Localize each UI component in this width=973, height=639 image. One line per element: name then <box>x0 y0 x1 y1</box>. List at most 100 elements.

---

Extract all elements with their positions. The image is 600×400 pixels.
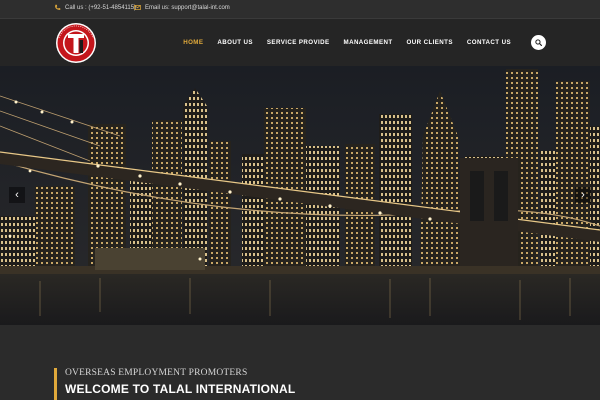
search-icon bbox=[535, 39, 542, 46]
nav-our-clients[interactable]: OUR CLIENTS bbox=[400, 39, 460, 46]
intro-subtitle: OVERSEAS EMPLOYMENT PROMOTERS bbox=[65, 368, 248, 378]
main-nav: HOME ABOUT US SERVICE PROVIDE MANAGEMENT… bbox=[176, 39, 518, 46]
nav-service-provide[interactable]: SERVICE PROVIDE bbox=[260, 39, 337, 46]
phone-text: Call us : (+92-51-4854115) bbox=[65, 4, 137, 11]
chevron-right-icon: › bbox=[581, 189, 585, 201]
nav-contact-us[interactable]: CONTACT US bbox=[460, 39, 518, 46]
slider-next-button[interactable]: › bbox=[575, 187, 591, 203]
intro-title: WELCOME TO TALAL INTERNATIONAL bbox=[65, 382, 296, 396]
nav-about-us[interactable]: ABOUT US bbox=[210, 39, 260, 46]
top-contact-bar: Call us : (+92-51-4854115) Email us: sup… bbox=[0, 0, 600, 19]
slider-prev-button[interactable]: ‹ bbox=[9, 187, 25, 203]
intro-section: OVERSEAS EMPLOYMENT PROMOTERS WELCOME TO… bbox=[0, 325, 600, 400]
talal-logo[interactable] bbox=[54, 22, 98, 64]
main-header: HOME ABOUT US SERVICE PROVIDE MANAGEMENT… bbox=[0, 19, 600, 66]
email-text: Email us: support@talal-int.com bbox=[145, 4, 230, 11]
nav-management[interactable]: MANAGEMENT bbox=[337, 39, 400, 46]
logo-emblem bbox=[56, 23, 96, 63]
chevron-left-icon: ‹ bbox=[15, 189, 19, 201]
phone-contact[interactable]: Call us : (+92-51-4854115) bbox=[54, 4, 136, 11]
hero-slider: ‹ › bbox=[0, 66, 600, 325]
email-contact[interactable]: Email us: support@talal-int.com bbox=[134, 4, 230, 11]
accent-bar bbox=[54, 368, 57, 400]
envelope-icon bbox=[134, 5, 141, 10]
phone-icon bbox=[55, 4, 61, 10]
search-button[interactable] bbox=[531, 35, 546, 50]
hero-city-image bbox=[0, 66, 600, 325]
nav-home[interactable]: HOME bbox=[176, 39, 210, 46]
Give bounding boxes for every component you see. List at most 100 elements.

» STATED GOAL
Find each line in the items above that contains the string "Email", and copy those lines out in full.

» RESPONSE TO THIS TASK
top-contact-bar: Call us : (+92-51-4854115) Email us: sup… bbox=[0, 0, 600, 19]
email-text: Email us: support@talal-int.com bbox=[145, 4, 230, 11]
email-contact[interactable]: Email us: support@talal-int.com bbox=[134, 4, 230, 11]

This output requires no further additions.